Data in this exercise:

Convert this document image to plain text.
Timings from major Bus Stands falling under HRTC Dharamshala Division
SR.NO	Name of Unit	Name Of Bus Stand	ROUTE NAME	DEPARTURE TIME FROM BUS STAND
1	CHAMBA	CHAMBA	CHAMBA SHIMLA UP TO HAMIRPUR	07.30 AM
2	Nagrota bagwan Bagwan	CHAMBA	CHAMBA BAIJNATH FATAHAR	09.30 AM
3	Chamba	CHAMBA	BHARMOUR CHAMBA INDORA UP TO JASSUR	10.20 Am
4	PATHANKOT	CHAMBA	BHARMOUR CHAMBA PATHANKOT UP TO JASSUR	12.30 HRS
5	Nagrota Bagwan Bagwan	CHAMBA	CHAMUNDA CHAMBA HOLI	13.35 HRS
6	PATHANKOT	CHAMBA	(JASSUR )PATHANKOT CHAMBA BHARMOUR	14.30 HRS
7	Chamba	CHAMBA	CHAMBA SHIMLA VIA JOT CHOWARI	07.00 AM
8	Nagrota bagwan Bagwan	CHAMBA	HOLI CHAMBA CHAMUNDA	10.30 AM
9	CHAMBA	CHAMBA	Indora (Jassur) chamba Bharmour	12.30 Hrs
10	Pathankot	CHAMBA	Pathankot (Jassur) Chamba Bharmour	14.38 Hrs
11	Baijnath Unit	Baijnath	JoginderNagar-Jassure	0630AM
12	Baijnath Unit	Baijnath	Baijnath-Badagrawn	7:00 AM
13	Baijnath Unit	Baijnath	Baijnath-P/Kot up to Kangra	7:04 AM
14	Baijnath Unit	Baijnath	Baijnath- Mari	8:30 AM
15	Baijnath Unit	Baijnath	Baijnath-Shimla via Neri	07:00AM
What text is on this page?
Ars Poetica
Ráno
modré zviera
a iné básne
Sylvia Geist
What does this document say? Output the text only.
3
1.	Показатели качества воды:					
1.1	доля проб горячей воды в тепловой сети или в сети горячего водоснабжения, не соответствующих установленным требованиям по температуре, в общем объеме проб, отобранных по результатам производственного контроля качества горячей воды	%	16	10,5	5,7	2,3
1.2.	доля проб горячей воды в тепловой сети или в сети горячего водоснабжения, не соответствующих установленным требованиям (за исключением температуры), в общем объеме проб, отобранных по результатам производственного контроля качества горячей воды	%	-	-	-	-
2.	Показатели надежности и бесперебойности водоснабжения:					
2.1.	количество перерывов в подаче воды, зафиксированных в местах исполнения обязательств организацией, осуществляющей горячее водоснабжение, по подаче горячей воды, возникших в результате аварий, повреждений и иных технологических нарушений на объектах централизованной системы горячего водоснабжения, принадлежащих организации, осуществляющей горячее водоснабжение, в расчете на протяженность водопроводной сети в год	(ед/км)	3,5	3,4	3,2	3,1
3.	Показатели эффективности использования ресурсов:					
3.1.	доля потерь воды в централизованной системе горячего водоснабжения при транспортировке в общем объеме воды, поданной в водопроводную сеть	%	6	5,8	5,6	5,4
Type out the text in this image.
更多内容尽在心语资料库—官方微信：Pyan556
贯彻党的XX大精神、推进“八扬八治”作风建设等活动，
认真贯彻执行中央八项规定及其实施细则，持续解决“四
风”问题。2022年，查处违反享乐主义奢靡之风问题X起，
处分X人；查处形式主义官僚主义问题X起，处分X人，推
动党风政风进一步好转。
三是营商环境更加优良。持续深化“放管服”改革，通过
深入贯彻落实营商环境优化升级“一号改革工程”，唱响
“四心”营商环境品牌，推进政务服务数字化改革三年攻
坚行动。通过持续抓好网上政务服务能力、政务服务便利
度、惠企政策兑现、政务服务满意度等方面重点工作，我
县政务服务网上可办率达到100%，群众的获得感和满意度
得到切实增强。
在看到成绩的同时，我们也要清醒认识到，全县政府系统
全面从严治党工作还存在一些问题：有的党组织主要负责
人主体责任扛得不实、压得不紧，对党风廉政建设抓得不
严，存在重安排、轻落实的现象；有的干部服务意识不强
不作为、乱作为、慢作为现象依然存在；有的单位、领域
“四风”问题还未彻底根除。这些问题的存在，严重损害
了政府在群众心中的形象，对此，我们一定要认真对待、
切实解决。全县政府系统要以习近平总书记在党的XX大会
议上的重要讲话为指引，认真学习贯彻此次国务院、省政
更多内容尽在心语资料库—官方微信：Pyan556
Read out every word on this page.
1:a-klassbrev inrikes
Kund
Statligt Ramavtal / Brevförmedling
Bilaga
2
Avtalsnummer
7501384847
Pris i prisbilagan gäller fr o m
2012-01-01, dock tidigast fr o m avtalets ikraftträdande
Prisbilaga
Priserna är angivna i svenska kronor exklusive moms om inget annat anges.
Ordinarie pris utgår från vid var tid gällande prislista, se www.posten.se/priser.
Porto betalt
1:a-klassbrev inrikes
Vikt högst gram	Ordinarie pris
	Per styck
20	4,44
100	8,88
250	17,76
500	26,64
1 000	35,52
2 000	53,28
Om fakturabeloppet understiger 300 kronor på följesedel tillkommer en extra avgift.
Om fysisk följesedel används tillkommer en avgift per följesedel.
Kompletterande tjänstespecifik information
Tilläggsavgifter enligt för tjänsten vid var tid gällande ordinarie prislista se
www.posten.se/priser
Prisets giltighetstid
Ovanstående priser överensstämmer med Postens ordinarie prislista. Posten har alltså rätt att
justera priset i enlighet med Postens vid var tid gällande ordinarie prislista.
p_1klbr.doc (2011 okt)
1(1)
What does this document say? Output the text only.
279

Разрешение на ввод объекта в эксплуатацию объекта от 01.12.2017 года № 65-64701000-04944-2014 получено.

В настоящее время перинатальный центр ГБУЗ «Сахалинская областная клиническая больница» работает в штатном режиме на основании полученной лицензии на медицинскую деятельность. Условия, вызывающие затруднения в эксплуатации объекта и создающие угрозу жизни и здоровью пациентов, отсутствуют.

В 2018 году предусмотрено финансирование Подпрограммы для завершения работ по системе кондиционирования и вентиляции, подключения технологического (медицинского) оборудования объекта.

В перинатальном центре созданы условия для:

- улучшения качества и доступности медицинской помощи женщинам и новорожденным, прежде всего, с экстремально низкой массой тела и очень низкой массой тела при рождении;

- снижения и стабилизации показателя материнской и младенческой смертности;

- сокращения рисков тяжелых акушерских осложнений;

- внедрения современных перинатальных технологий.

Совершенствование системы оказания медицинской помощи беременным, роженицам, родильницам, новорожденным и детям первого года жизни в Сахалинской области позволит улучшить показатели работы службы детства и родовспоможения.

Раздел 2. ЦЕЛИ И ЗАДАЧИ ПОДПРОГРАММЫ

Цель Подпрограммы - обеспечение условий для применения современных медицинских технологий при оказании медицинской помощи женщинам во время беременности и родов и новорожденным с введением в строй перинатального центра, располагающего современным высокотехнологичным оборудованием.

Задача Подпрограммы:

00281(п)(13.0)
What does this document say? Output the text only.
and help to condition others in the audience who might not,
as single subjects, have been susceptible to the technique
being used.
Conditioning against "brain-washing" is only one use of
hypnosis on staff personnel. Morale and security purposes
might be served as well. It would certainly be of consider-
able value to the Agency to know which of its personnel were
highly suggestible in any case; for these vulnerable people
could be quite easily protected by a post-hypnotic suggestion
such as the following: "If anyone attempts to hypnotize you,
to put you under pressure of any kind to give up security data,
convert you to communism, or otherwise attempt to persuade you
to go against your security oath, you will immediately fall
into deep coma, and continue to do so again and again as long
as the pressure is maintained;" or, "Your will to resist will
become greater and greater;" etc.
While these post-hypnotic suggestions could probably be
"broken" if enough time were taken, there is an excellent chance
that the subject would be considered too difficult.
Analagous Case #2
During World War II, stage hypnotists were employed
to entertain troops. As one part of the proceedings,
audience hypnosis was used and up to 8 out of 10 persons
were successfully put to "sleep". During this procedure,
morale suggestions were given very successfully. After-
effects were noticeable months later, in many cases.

Problem details: Go through the records and gather the lines that hold "CHAMUNDA".

Response:
5	Nagrota Bagwan Bagwan	CHAMBA	CHAMUNDA CHAMBA HOLI	13.35 HRS
8	Nagrota bagwan Bagwan	CHAMBA	HOLI CHAMBA CHAMUNDA	10.30 AM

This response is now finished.